| Directive |
Exclude images, then output the remaining data verbatim.

| Data for this exercise |
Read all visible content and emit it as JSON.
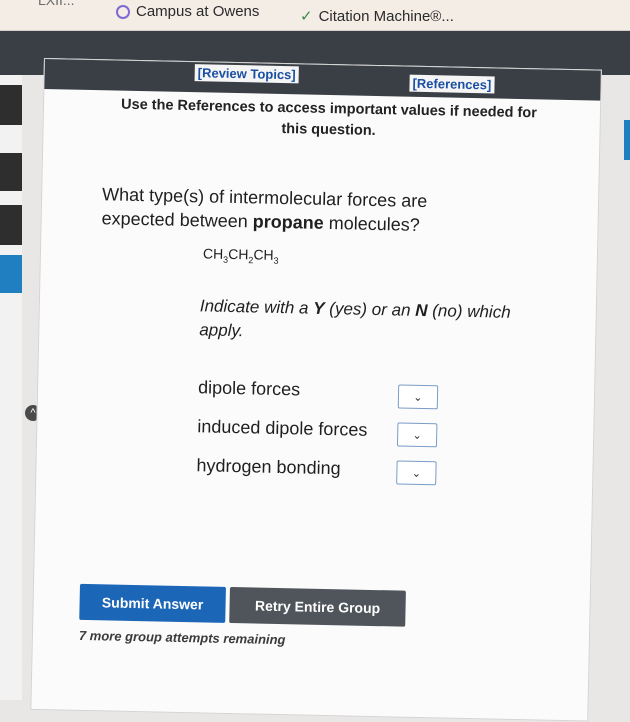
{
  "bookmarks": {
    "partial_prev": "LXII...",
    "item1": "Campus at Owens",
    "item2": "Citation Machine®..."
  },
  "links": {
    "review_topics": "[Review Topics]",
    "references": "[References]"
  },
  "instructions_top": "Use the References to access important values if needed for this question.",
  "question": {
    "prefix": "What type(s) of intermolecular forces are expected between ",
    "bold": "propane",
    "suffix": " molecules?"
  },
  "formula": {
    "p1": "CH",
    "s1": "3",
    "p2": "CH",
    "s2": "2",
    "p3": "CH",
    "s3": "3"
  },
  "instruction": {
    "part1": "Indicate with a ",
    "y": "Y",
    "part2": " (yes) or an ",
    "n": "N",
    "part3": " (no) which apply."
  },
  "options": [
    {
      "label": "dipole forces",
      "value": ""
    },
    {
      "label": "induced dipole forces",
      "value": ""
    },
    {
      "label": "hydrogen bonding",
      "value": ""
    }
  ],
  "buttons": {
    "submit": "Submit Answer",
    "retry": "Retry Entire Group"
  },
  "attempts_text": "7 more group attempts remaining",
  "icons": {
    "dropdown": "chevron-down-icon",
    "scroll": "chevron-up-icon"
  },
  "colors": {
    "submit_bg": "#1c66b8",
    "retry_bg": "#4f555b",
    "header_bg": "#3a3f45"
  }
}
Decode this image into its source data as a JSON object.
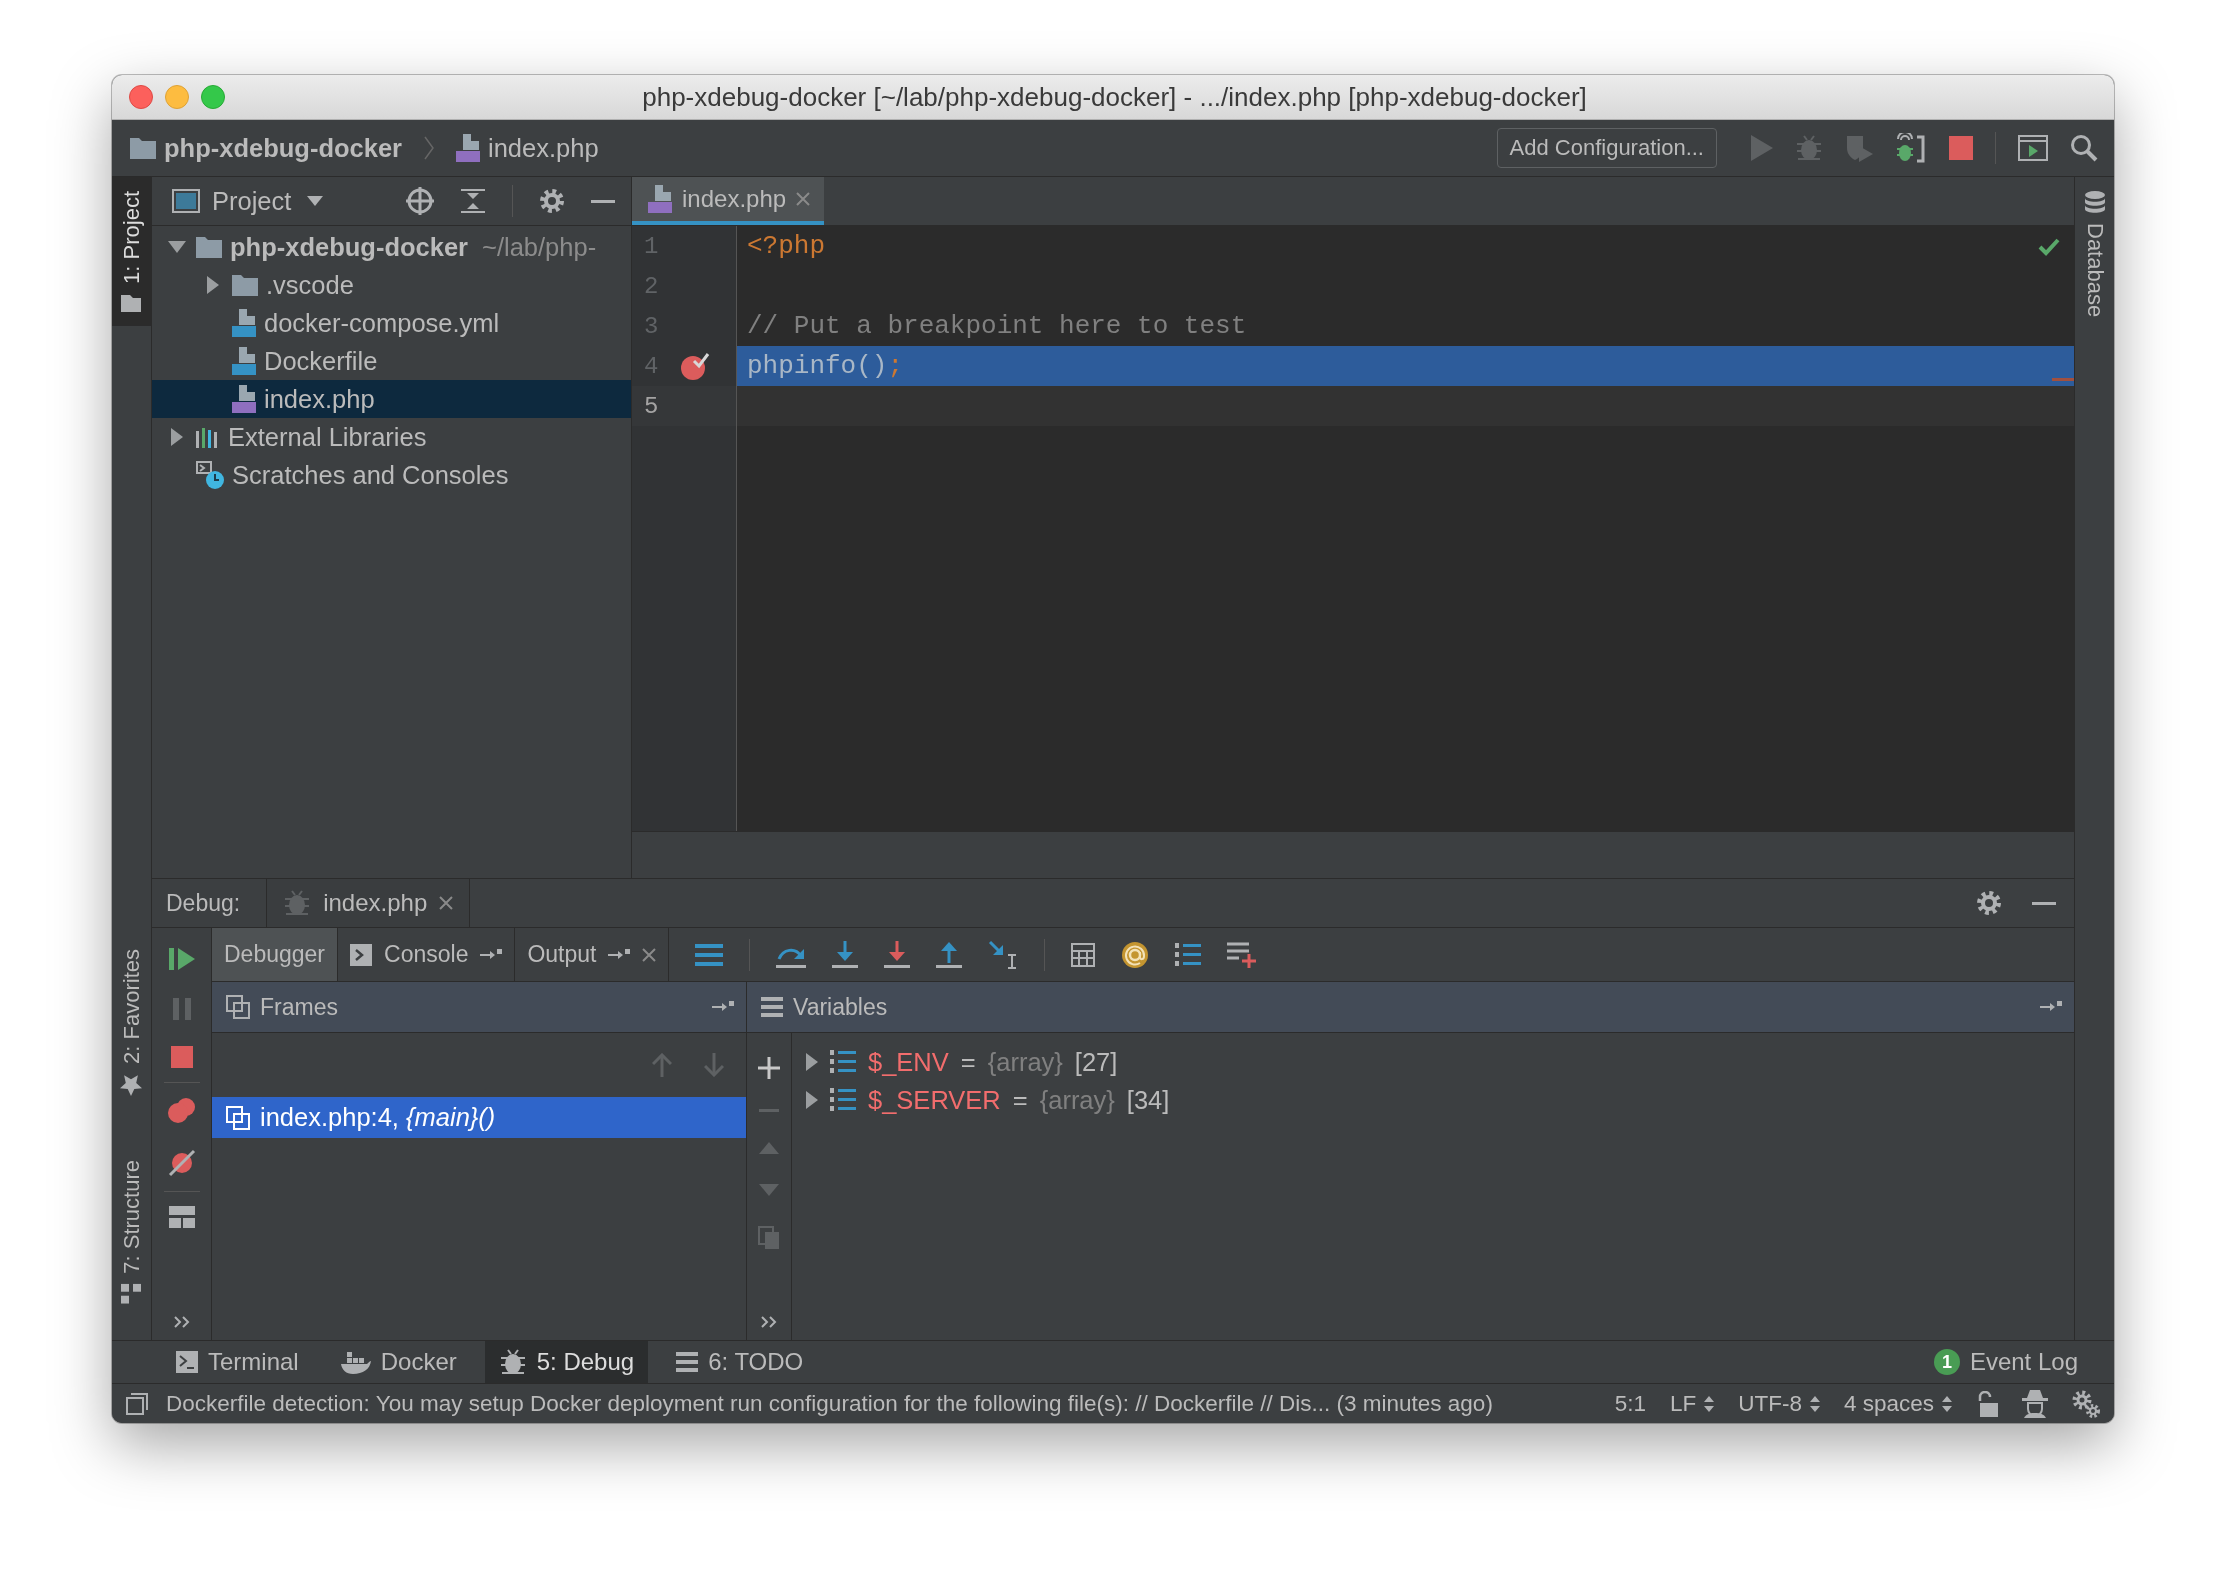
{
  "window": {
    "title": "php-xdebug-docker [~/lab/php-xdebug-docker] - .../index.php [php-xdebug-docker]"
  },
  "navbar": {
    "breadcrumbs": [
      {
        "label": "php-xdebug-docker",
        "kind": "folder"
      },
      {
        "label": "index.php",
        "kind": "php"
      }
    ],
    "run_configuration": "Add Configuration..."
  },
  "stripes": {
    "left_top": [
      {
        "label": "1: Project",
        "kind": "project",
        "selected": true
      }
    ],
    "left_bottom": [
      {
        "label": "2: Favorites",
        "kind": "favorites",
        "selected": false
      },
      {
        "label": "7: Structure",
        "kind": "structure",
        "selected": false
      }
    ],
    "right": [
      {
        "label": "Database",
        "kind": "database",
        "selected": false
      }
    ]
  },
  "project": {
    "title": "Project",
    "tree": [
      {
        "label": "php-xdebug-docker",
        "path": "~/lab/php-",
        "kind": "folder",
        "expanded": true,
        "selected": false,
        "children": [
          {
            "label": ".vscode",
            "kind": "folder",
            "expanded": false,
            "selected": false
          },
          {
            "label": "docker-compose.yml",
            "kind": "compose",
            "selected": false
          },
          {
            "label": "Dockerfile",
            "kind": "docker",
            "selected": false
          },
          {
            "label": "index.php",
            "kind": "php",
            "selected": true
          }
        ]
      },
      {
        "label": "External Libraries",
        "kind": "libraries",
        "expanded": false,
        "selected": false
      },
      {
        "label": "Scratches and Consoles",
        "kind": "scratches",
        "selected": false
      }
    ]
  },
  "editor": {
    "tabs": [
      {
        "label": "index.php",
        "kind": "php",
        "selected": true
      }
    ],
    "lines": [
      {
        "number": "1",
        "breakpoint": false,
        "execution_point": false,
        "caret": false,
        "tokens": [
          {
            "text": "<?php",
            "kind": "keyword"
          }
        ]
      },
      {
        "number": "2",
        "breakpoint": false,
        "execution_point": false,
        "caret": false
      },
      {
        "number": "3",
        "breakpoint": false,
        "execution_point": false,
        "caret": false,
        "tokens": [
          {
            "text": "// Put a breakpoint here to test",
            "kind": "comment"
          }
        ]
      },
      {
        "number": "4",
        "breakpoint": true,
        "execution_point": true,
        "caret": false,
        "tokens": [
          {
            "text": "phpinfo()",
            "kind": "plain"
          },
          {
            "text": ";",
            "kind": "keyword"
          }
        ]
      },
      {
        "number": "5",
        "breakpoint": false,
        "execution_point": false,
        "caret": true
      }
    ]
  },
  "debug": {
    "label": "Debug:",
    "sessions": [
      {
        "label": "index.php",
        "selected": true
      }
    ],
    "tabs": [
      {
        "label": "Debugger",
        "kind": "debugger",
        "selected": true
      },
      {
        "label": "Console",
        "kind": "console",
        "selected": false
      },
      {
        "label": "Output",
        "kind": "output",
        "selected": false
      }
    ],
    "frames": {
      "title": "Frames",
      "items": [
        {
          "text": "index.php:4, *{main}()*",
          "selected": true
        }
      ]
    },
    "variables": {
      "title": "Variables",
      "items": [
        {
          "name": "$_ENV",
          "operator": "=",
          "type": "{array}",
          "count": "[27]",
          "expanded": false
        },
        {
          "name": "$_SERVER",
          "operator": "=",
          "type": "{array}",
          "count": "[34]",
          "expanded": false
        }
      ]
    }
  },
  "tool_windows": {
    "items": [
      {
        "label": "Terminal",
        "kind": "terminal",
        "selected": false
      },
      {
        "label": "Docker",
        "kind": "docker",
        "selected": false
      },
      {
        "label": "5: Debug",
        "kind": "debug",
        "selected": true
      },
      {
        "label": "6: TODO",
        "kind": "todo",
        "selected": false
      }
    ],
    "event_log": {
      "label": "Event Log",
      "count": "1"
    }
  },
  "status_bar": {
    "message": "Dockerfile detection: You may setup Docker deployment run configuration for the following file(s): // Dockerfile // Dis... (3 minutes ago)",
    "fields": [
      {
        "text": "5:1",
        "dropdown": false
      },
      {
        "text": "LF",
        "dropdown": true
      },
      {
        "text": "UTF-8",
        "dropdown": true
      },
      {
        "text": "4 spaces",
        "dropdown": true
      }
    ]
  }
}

| Full solution |
Read all visible content and emit it as JSON.
{
  "bookmarks": {
    "partial_prev": "LXII...",
    "item1": "Campus at Owens",
    "item2": "Citation Machine®..."
  },
  "links": {
    "review_topics": "[Review Topics]",
    "references": "[References]"
  },
  "instructions_top": "Use the References to access important values if needed for this question.",
  "question": {
    "prefix": "What type(s) of intermolecular forces are expected between ",
    "bold": "propane",
    "suffix": " molecules?"
  },
  "formula": {
    "p1": "CH",
    "s1": "3",
    "p2": "CH",
    "s2": "2",
    "p3": "CH",
    "s3": "3"
  },
  "instruction": {
    "part1": "Indicate with a ",
    "y": "Y",
    "part2": " (yes) or an ",
    "n": "N",
    "part3": " (no) which apply."
  },
  "options": [
    {
      "label": "dipole forces",
      "value": ""
    },
    {
      "label": "induced dipole forces",
      "value": ""
    },
    {
      "label": "hydrogen bonding",
      "value": ""
    }
  ],
  "buttons": {
    "submit": "Submit Answer",
    "retry": "Retry Entire Group"
  },
  "attempts_text": "7 more group attempts remaining",
  "icons": {
    "dropdown": "chevron-down-icon",
    "scroll": "chevron-up-icon"
  },
  "colors": {
    "submit_bg": "#1c66b8",
    "retry_bg": "#4f555b",
    "header_bg": "#3a3f45"
  }
}
Decode this image into its source data as a JSON object.
{
  "window": {
    "title": "php-xdebug-docker [~/lab/php-xdebug-docker] - .../index.php [php-xdebug-docker]"
  },
  "navbar": {
    "breadcrumbs": [
      {
        "label": "php-xdebug-docker",
        "kind": "folder"
      },
      {
        "label": "index.php",
        "kind": "php"
      }
    ],
    "run_configuration": "Add Configuration..."
  },
  "stripes": {
    "left_top": [
      {
        "label": "1: Project",
        "kind": "project",
        "selected": true
      }
    ],
    "left_bottom": [
      {
        "label": "2: Favorites",
        "kind": "favorites",
        "selected": false
      },
      {
        "label": "7: Structure",
        "kind": "structure",
        "selected": false
      }
    ],
    "right": [
      {
        "label": "Database",
        "kind": "database",
        "selected": false
      }
    ]
  },
  "project": {
    "title": "Project",
    "tree": [
      {
        "label": "php-xdebug-docker",
        "path": "~/lab/php-",
        "kind": "folder",
        "expanded": true,
        "selected": false,
        "children": [
          {
            "label": ".vscode",
            "kind": "folder",
            "expanded": false,
            "selected": false
          },
          {
            "label": "docker-compose.yml",
            "kind": "compose",
            "selected": false
          },
          {
            "label": "Dockerfile",
            "kind": "docker",
            "selected": false
          },
          {
            "label": "index.php",
            "kind": "php",
            "selected": true
          }
        ]
      },
      {
        "label": "External Libraries",
        "kind": "libraries",
        "expanded": false,
        "selected": false
      },
      {
        "label": "Scratches and Consoles",
        "kind": "scratches",
        "selected": false
      }
    ]
  },
  "editor": {
    "tabs": [
      {
        "label": "index.php",
        "kind": "php",
        "selected": true
      }
    ],
    "lines": [
      {
        "number": "1",
        "breakpoint": false,
        "execution_point": false,
        "caret": false,
        "tokens": [
          {
            "text": "<?php",
            "kind": "keyword"
          }
        ]
      },
      {
        "number": "2",
        "breakpoint": false,
        "execution_point": false,
        "caret": false
      },
      {
        "number": "3",
        "breakpoint": false,
        "execution_point": false,
        "caret": false,
        "tokens": [
          {
            "text": "// Put a breakpoint here to test",
            "kind": "comment"
          }
        ]
      },
      {
        "number": "4",
        "breakpoint": true,
        "execution_point": true,
        "caret": false,
        "tokens": [
          {
            "text": "phpinfo()",
            "kind": "plain"
          },
          {
            "text": ";",
            "kind": "keyword"
          }
        ]
      },
      {
        "number": "5",
        "breakpoint": false,
        "execution_point": false,
        "caret": true
      }
    ]
  },
  "debug": {
    "label": "Debug:",
    "sessions": [
      {
        "label": "index.php",
        "selected": true
      }
    ],
    "tabs": [
      {
        "label": "Debugger",
        "kind": "debugger",
        "selected": true
      },
      {
        "label": "Console",
        "kind": "console",
        "selected": false
      },
      {
        "label": "Output",
        "kind": "output",
        "selected": false
      }
    ],
    "frames": {
      "title": "Frames",
      "items": [
        {
          "text": "index.php:4, *{main}()*",
          "selected": true
        }
      ]
    },
    "variables": {
      "title": "Variables",
      "items": [
        {
          "name": "$_ENV",
          "operator": "=",
          "type": "{array}",
          "count": "[27]",
          "expanded": false
        },
        {
          "name": "$_SERVER",
          "operator": "=",
          "type": "{array}",
          "count": "[34]",
          "expanded": false
        }
      ]
    }
  },
  "tool_windows": {
    "items": [
      {
        "label": "Terminal",
        "kind": "terminal",
        "selected": false
      },
      {
        "label": "Docker",
        "kind": "docker",
        "selected": false
      },
      {
        "label": "5: Debug",
        "kind": "debug",
        "selected": true
      },
      {
        "label": "6: TODO",
        "kind": "todo",
        "selected": false
      }
    ],
    "event_log": {
      "label": "Event Log",
      "count": "1"
    }
  },
  "status_bar": {
    "message": "Dockerfile detection: You may setup Docker deployment run configuration for the following file(s): // Dockerfile // Dis... (3 minutes ago)",
    "fields": [
      {
        "text": "5:1",
        "dropdown": false
      },
      {
        "text": "LF",
        "dropdown": true
      },
      {
        "text": "UTF-8",
        "dropdown": true
      },
      {
        "text": "4 spaces",
        "dropdown": true
      }
    ]
  }
}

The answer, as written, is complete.